### SHORT PROBLEM
Please state how many lines in the records contain the string "from", with no words besides the number.

### SUPPLIED INFORMATION
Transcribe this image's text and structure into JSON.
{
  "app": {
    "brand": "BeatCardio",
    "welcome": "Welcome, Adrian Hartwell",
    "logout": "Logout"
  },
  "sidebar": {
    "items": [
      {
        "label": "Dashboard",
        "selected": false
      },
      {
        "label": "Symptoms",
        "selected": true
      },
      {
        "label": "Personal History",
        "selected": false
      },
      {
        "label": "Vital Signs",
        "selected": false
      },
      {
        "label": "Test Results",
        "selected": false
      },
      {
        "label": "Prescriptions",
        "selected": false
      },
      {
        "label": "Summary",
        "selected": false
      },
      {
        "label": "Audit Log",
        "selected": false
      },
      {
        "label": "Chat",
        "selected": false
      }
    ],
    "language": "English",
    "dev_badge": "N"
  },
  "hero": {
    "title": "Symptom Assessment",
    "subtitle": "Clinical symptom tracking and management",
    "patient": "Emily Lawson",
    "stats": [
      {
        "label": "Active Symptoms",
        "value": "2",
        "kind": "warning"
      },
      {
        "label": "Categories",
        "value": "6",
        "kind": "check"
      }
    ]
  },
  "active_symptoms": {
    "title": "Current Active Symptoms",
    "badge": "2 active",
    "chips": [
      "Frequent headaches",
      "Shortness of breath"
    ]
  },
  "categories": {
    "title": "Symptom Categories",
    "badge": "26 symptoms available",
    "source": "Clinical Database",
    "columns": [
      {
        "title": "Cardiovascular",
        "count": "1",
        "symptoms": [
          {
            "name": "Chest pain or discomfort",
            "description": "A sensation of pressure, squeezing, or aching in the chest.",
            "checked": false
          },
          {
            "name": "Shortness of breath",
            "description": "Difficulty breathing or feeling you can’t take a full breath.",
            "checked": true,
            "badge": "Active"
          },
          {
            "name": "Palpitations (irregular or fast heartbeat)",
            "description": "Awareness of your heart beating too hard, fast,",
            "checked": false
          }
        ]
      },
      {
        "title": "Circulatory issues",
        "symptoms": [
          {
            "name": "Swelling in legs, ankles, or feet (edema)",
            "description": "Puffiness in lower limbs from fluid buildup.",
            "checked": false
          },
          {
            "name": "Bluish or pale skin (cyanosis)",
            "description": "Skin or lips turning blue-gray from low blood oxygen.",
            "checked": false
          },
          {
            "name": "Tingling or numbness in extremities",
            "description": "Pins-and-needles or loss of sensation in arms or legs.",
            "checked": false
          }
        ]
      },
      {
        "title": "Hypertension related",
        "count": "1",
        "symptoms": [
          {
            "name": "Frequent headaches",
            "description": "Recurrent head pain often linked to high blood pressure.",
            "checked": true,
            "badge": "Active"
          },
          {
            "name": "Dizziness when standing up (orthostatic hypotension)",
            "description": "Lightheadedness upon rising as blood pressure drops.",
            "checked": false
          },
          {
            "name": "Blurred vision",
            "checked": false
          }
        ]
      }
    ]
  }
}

### SOLVED EXERCISE
2